▸ **PROBLEM TO WORK ON**
For each line that holds "illustration", copy the line out.

▸ **INPUT MATERIAL**
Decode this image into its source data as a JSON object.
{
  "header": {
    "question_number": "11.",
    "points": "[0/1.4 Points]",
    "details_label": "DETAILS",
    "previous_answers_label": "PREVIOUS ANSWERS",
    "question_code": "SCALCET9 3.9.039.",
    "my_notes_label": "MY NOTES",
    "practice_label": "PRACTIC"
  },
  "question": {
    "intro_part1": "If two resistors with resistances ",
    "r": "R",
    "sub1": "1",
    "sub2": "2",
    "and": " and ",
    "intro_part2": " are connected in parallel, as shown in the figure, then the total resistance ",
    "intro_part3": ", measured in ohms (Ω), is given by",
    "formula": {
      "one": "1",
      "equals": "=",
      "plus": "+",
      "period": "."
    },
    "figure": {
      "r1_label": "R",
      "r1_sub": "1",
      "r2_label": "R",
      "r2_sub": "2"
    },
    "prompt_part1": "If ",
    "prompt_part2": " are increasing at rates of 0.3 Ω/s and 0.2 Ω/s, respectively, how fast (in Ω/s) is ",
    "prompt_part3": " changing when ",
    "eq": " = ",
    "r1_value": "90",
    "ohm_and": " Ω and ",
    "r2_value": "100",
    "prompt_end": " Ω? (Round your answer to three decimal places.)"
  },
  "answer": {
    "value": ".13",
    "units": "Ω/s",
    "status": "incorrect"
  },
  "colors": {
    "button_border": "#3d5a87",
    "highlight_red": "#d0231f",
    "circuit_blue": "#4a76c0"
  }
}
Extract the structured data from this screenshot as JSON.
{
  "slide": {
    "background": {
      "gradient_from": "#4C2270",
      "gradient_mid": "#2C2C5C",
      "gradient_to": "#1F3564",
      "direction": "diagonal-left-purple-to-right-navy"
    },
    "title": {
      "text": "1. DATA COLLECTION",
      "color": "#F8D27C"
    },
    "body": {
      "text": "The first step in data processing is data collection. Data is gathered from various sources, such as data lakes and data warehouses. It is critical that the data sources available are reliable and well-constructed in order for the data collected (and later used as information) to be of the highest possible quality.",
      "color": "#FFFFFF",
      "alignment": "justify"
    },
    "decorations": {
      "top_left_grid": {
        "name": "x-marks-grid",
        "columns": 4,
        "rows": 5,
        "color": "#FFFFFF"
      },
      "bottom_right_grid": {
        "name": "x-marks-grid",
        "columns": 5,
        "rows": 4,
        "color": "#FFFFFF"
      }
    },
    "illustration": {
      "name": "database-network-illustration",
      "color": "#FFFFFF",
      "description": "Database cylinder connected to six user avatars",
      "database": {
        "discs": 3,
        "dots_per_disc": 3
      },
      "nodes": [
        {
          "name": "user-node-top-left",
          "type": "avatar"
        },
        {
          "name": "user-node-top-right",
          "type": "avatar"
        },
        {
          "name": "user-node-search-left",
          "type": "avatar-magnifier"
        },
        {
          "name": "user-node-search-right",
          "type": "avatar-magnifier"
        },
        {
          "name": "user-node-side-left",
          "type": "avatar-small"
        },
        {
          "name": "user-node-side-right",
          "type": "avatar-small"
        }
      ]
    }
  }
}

▸ **RESULT**
    "illustration": {
      "name": "database-network-illustration",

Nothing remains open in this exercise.